==== ENTRIES SUPPLIED
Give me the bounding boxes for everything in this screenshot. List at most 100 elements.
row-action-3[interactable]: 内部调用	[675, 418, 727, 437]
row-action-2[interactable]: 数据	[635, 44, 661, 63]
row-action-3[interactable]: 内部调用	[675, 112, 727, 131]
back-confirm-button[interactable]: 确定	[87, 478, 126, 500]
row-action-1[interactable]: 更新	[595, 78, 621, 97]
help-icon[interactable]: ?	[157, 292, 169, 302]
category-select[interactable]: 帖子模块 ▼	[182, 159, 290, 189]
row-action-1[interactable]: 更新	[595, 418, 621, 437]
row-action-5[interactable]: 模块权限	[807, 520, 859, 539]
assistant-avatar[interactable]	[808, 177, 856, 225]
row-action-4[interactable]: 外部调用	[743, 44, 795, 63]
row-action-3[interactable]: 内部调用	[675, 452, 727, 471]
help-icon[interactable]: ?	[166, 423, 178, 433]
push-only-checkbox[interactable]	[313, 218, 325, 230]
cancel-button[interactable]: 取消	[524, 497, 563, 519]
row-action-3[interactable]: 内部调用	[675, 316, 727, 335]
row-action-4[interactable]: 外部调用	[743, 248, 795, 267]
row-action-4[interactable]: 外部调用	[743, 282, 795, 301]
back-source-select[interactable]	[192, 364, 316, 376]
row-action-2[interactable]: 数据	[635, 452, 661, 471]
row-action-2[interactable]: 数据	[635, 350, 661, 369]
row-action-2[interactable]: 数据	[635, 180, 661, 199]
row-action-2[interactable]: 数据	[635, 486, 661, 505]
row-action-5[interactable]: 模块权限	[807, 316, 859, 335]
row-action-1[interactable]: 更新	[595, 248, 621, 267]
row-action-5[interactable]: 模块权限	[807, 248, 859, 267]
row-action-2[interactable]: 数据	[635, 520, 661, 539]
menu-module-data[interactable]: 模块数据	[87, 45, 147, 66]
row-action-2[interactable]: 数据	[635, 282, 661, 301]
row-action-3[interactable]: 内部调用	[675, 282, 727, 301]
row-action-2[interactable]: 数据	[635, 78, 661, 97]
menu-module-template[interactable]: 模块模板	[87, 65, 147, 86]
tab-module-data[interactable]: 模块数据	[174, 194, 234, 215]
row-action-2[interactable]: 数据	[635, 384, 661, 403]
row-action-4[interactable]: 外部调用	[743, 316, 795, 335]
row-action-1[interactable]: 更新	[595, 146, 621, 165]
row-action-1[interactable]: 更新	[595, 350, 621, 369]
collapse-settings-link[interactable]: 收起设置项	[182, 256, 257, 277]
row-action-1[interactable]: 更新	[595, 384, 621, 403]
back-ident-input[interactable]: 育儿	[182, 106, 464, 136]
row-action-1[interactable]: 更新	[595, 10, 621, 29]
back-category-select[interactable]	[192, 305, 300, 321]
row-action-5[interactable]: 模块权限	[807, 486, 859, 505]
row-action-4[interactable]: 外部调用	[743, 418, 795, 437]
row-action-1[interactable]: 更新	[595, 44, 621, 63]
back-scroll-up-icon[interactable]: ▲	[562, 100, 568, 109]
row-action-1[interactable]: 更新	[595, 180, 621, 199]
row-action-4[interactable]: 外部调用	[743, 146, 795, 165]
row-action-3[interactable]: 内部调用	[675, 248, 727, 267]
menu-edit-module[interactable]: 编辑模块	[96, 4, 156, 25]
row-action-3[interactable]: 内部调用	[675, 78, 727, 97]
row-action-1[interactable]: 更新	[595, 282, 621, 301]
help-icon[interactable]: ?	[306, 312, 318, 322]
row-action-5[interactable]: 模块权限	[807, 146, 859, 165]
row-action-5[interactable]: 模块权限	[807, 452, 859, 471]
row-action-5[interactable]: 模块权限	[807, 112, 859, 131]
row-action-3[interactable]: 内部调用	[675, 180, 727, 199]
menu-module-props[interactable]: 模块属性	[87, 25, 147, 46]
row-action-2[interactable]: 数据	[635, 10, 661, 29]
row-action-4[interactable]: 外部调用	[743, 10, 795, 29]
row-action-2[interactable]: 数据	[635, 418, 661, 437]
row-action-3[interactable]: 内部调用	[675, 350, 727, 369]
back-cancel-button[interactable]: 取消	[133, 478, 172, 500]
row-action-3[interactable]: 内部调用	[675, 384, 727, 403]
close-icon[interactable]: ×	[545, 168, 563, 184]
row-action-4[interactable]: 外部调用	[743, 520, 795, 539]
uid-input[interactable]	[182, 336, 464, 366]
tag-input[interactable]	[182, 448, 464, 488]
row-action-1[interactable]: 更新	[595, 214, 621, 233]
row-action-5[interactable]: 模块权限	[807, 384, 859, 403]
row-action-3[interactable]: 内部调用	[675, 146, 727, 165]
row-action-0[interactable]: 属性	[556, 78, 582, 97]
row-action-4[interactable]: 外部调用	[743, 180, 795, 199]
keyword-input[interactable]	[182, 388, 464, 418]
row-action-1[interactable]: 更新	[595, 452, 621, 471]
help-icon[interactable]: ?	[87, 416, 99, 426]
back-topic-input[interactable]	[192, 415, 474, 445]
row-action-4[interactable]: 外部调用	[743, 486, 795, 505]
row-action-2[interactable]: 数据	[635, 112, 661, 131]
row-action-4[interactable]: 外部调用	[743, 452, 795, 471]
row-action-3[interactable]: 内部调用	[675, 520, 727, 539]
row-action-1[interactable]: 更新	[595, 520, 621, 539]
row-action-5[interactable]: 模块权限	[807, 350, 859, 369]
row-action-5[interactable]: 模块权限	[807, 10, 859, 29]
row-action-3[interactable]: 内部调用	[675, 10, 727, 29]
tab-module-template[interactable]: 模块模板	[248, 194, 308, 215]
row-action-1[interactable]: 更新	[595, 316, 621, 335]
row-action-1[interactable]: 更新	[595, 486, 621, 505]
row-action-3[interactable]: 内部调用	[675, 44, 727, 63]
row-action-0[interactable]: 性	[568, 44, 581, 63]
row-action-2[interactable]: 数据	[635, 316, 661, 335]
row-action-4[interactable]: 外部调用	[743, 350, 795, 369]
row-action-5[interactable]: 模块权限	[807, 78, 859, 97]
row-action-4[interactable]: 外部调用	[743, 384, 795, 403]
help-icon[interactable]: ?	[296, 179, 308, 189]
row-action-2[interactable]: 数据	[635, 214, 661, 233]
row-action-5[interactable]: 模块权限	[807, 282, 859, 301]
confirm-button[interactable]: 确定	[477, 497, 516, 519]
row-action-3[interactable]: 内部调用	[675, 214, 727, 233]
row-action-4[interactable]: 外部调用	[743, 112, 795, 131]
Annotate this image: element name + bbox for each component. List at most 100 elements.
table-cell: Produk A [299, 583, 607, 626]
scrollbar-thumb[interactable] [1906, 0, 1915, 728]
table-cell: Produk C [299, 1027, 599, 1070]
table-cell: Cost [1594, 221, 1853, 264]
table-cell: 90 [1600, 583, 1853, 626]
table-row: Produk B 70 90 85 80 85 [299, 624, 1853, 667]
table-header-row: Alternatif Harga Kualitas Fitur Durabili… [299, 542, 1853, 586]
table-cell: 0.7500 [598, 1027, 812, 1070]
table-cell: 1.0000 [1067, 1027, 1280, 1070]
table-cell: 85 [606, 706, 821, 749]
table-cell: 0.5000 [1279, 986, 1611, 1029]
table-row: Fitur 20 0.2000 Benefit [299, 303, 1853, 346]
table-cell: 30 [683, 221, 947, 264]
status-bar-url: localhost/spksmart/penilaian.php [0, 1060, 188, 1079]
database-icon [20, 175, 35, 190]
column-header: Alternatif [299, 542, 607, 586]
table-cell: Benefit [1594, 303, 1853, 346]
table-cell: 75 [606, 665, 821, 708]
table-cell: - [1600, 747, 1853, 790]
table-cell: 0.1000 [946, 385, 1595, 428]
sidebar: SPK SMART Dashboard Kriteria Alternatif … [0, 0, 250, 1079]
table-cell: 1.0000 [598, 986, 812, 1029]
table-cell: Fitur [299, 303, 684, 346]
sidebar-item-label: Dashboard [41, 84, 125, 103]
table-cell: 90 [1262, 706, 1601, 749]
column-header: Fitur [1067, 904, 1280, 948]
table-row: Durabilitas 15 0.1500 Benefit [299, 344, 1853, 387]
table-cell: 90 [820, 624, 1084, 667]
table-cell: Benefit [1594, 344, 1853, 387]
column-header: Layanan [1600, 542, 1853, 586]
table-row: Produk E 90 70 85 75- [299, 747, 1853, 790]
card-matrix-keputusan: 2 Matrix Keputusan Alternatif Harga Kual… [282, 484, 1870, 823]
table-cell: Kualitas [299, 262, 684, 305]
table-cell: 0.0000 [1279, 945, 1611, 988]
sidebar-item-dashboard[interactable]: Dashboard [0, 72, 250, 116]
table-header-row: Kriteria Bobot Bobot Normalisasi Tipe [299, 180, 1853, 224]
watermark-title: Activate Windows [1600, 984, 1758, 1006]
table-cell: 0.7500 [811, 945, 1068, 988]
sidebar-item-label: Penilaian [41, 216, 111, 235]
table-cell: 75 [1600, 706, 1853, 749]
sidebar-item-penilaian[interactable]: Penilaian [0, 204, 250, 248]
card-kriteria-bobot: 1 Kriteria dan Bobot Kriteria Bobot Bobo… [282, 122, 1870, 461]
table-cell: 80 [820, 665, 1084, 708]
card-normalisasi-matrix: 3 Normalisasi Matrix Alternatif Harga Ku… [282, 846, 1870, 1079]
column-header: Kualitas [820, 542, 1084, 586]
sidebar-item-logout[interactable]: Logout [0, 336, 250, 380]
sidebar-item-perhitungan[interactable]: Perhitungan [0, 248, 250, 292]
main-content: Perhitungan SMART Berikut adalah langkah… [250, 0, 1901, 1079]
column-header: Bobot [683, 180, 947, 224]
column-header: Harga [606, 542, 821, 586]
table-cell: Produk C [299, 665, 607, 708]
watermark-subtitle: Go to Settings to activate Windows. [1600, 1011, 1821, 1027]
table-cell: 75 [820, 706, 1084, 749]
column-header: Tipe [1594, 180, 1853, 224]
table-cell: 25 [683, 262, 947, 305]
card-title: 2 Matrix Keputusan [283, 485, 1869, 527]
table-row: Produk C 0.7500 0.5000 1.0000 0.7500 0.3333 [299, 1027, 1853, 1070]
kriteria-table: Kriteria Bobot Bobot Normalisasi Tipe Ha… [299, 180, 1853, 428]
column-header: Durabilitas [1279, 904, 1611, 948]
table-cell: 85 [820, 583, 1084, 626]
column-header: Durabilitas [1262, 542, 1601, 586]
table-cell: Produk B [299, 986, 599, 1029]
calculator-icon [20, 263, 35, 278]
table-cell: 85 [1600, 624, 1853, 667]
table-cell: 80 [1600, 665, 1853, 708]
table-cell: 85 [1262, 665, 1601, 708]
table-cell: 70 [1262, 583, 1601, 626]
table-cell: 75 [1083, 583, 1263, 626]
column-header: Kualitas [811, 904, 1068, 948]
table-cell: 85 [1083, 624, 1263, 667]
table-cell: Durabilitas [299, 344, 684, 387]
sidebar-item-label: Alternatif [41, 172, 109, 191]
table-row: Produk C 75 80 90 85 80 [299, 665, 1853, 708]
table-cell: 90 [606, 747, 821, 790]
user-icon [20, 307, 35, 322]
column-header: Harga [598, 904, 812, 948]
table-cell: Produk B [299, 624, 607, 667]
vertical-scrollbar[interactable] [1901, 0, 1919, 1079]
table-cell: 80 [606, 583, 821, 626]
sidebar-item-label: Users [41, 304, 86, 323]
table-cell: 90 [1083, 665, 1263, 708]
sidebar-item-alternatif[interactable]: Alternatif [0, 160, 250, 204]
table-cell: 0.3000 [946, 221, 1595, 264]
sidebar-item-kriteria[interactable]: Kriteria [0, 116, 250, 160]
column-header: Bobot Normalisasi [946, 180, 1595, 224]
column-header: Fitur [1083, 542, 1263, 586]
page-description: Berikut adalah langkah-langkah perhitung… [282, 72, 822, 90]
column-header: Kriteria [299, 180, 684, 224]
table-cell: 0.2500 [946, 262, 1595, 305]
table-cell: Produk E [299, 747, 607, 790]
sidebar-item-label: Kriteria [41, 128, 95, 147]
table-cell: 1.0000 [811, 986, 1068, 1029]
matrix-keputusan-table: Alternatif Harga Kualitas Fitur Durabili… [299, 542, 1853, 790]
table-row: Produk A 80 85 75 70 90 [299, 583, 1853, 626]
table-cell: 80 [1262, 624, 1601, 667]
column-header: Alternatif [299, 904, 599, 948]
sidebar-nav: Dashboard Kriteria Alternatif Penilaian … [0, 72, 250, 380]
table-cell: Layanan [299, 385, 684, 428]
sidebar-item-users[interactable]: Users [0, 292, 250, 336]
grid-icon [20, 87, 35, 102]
========
• [EXERCISE AIM]
Reproduce the material from its first line through the line containing "486, 661, 505]", inclusive, with every "help-icon" changed to "tooltip-icon" and nothing else altered.

• [TASK RESPONSE]
Give me the bounding boxes for everything in this screenshot. List at most 100 elements.
row-action-3[interactable]: 内部调用	[675, 418, 727, 437]
row-action-2[interactable]: 数据	[635, 44, 661, 63]
row-action-3[interactable]: 内部调用	[675, 112, 727, 131]
back-confirm-button[interactable]: 确定	[87, 478, 126, 500]
row-action-1[interactable]: 更新	[595, 78, 621, 97]
tooltip-icon[interactable]: ?	[157, 292, 169, 302]
category-select[interactable]: 帖子模块 ▼	[182, 159, 290, 189]
row-action-1[interactable]: 更新	[595, 418, 621, 437]
row-action-5[interactable]: 模块权限	[807, 520, 859, 539]
assistant-avatar[interactable]	[808, 177, 856, 225]
row-action-4[interactable]: 外部调用	[743, 44, 795, 63]
row-action-3[interactable]: 内部调用	[675, 452, 727, 471]
tooltip-icon[interactable]: ?	[166, 423, 178, 433]
push-only-checkbox[interactable]	[313, 218, 325, 230]
cancel-button[interactable]: 取消	[524, 497, 563, 519]
row-action-3[interactable]: 内部调用	[675, 316, 727, 335]
row-action-4[interactable]: 外部调用	[743, 248, 795, 267]
row-action-4[interactable]: 外部调用	[743, 282, 795, 301]
back-source-select[interactable]	[192, 364, 316, 376]
row-action-2[interactable]: 数据	[635, 452, 661, 471]
row-action-2[interactable]: 数据	[635, 350, 661, 369]
row-action-2[interactable]: 数据	[635, 180, 661, 199]
row-action-2[interactable]: 数据	[635, 486, 661, 505]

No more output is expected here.